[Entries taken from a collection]

--

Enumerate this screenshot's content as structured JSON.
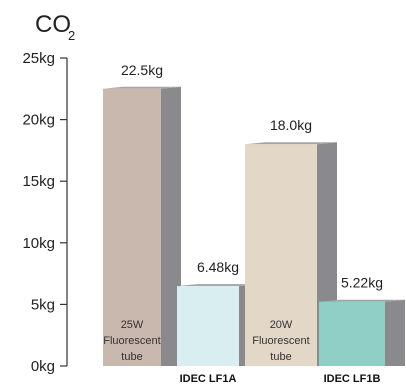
{
  "chart_data": {
    "type": "bar",
    "ylabel": "CO",
    "ylabel_subscript": "2",
    "ylim": [
      0,
      25
    ],
    "yticks": [
      0,
      5,
      10,
      15,
      20,
      25
    ],
    "ytick_labels": [
      "0kg",
      "5kg",
      "10kg",
      "15kg",
      "20kg",
      "25kg"
    ],
    "categories": [
      "25W Fluorescent tube",
      "IDEC LF1A",
      "20W Fluorescent tube",
      "IDEC LF1B"
    ],
    "values": [
      22.5,
      6.48,
      18.0,
      5.22
    ],
    "value_labels": [
      "22.5kg",
      "6.48kg",
      "18.0kg",
      "5.22kg"
    ],
    "bars": [
      {
        "inner_label": [
          "25W",
          "Fluorescent",
          "tube"
        ],
        "bottom_label": "",
        "front_color": "#c9b8ae",
        "side_color": "#8a8a8c",
        "top_color": "#a5a5a7"
      },
      {
        "inner_label": [],
        "bottom_label": "IDEC LF1A",
        "front_color": "#d9eef1",
        "side_color": "#8a8a8c",
        "top_color": "#a5a5a7"
      },
      {
        "inner_label": [
          "20W",
          "Fluorescent",
          "tube"
        ],
        "bottom_label": "",
        "front_color": "#e3d8c8",
        "side_color": "#8a8a8c",
        "top_color": "#a5a5a7"
      },
      {
        "inner_label": [],
        "bottom_label": "IDEC LF1B",
        "front_color": "#8fcfc6",
        "side_color": "#8a8a8c",
        "top_color": "#a5a5a7"
      }
    ],
    "grid": false,
    "legend": "none"
  }
}
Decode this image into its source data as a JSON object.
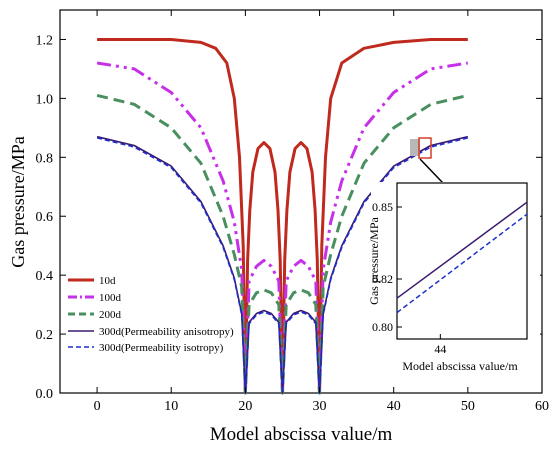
{
  "chart_data": {
    "type": "line",
    "xlabel": "Model abscissa value/m",
    "ylabel": "Gas pressure/MPa",
    "xlim": [
      -5,
      60
    ],
    "ylim": [
      0.0,
      1.3
    ],
    "x_ticks": [
      0,
      10,
      20,
      30,
      40,
      50,
      60
    ],
    "y_ticks": [
      0.0,
      0.2,
      0.4,
      0.6,
      0.8,
      1.0,
      1.2
    ],
    "y_tick_labels": [
      "0.0",
      "0.2",
      "0.4",
      "0.6",
      "0.8",
      "1.0",
      "1.2"
    ],
    "legend_position": "bottom-left",
    "grid": false,
    "series": [
      {
        "name": "10d",
        "color": "#c0291d",
        "dash": "solid",
        "width": 3,
        "x": [
          0,
          5,
          10,
          14,
          16,
          17.5,
          18.5,
          19.2,
          19.7,
          20,
          20.3,
          20.6,
          21,
          21.7,
          22.5,
          23.3,
          24,
          24.4,
          24.7,
          25,
          25.3,
          25.6,
          26,
          26.7,
          27.5,
          28.3,
          29,
          29.4,
          29.7,
          30,
          30.3,
          30.8,
          31.5,
          33,
          36,
          40,
          45,
          50
        ],
        "y": [
          1.2,
          1.2,
          1.2,
          1.19,
          1.17,
          1.12,
          1.0,
          0.8,
          0.5,
          0.0,
          0.45,
          0.62,
          0.75,
          0.83,
          0.85,
          0.83,
          0.75,
          0.62,
          0.45,
          0.0,
          0.45,
          0.62,
          0.75,
          0.83,
          0.85,
          0.83,
          0.75,
          0.62,
          0.45,
          0.0,
          0.5,
          0.8,
          1.0,
          1.12,
          1.17,
          1.19,
          1.2,
          1.2
        ]
      },
      {
        "name": "100d",
        "color": "#c630e8",
        "dash": "14 5 3 5 3 5",
        "width": 3,
        "x": [
          0,
          5,
          10,
          14,
          17,
          18.5,
          19.5,
          20,
          20.5,
          21.5,
          22.5,
          23.5,
          24.5,
          25,
          25.5,
          26.5,
          27.5,
          28.5,
          29.5,
          30,
          30.5,
          31.5,
          33,
          36,
          40,
          45,
          50
        ],
        "y": [
          1.12,
          1.1,
          1.02,
          0.9,
          0.72,
          0.58,
          0.42,
          0.0,
          0.38,
          0.43,
          0.45,
          0.43,
          0.38,
          0.0,
          0.38,
          0.43,
          0.45,
          0.43,
          0.38,
          0.0,
          0.42,
          0.58,
          0.72,
          0.9,
          1.02,
          1.1,
          1.12
        ]
      },
      {
        "name": "200d",
        "color": "#4a8f5f",
        "dash": "11 6",
        "width": 3,
        "x": [
          0,
          5,
          10,
          14,
          17,
          18.5,
          19.5,
          20,
          20.5,
          21.5,
          22.5,
          23.5,
          24.5,
          25,
          25.5,
          26.5,
          27.5,
          28.5,
          29.5,
          30,
          30.5,
          31.5,
          33,
          36,
          40,
          45,
          50
        ],
        "y": [
          1.01,
          0.98,
          0.9,
          0.78,
          0.6,
          0.47,
          0.36,
          0.0,
          0.3,
          0.34,
          0.35,
          0.34,
          0.3,
          0.0,
          0.3,
          0.34,
          0.35,
          0.34,
          0.3,
          0.0,
          0.36,
          0.47,
          0.6,
          0.78,
          0.9,
          0.98,
          1.01
        ]
      },
      {
        "name": "300d(Permeability anisotropy)",
        "color": "#3a1a70",
        "dash": "solid",
        "width": 1.6,
        "x": [
          0,
          5,
          10,
          14,
          17,
          18.5,
          19.5,
          20,
          20.5,
          21.5,
          22.5,
          23.5,
          24.5,
          25,
          25.5,
          26.5,
          27.5,
          28.5,
          29.5,
          30,
          30.5,
          31.5,
          33,
          36,
          40,
          45,
          50
        ],
        "y": [
          0.87,
          0.84,
          0.77,
          0.65,
          0.5,
          0.39,
          0.27,
          0.0,
          0.24,
          0.27,
          0.28,
          0.27,
          0.24,
          0.0,
          0.24,
          0.27,
          0.28,
          0.27,
          0.24,
          0.0,
          0.27,
          0.39,
          0.5,
          0.65,
          0.77,
          0.84,
          0.87
        ]
      },
      {
        "name": "300d(Permeability isotropy)",
        "color": "#1f2fcf",
        "dash": "5 3",
        "width": 1.6,
        "x": [
          0,
          5,
          10,
          14,
          17,
          18.5,
          19.5,
          20,
          20.5,
          21.5,
          22.5,
          23.5,
          24.5,
          25,
          25.5,
          26.5,
          27.5,
          28.5,
          29.5,
          30,
          30.5,
          31.5,
          33,
          36,
          40,
          45,
          50
        ],
        "y": [
          0.866,
          0.835,
          0.765,
          0.645,
          0.495,
          0.385,
          0.265,
          0.0,
          0.235,
          0.265,
          0.275,
          0.265,
          0.235,
          0.0,
          0.235,
          0.265,
          0.275,
          0.265,
          0.235,
          0.0,
          0.265,
          0.385,
          0.495,
          0.645,
          0.765,
          0.835,
          0.866
        ]
      }
    ],
    "inset": {
      "xlabel": "Model abscissa value/m",
      "ylabel": "Gas pressure/MPa",
      "xlim": [
        43,
        46
      ],
      "ylim": [
        0.795,
        0.86
      ],
      "x_ticks": [
        44
      ],
      "y_ticks": [
        0.8,
        0.82,
        0.85
      ],
      "y_tick_labels": [
        "0.80",
        "0.82",
        "0.85"
      ],
      "series": [
        {
          "name": "300d(Permeability anisotropy)",
          "x": [
            43,
            46
          ],
          "y": [
            0.812,
            0.852
          ]
        },
        {
          "name": "300d(Permeability isotropy)",
          "x": [
            43,
            46
          ],
          "y": [
            0.806,
            0.847
          ]
        }
      ]
    }
  }
}
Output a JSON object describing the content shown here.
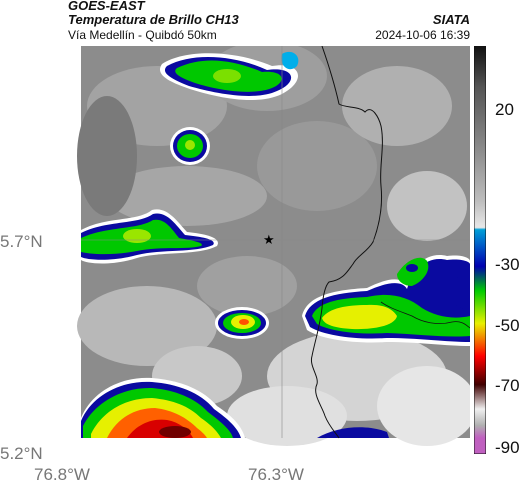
{
  "header": {
    "satellite": "GOES-EAST",
    "product": "Temperatura de Brillo CH13",
    "region": "Vía Medellín - Quibdó 50km",
    "agency": "SIATA",
    "timestamp": "2024-10-06 16:39"
  },
  "axes": {
    "x_ticks": [
      "76.8°W",
      "76.3°W"
    ],
    "y_ticks": [
      "5.7°N",
      "5.2°N"
    ]
  },
  "colorbar": {
    "ticks": [
      "20",
      "-30",
      "-50",
      "-70",
      "-90"
    ],
    "gradient_colors": [
      "#111111",
      "#555555",
      "#8a8a8a",
      "#bdbdbd",
      "#e8e8e8",
      "#00a0d8",
      "#0000b0",
      "#00cc00",
      "#e8f000",
      "#ff0000",
      "#400000",
      "#f0f0f0",
      "#c060c0"
    ]
  },
  "colors": {
    "cloud_warm": "#8a8a8a",
    "cloud_cold_blue": "#0a0aa0",
    "cloud_cold_green": "#00c800",
    "cloud_cold_yellow": "#e6f000",
    "cloud_coldest_red": "#d80000"
  }
}
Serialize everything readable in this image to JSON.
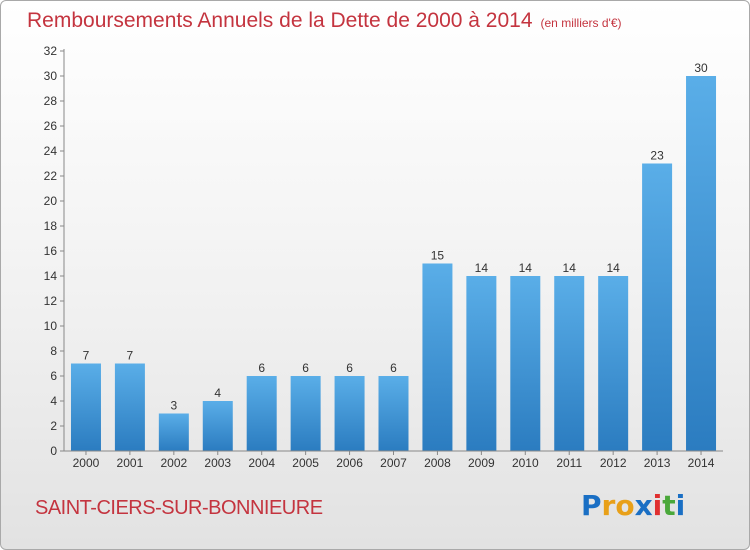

--

Tally the lines of the listing above that include the word "name". Answer with the number alone.

> **ANSWER TO THIS TASK**:
7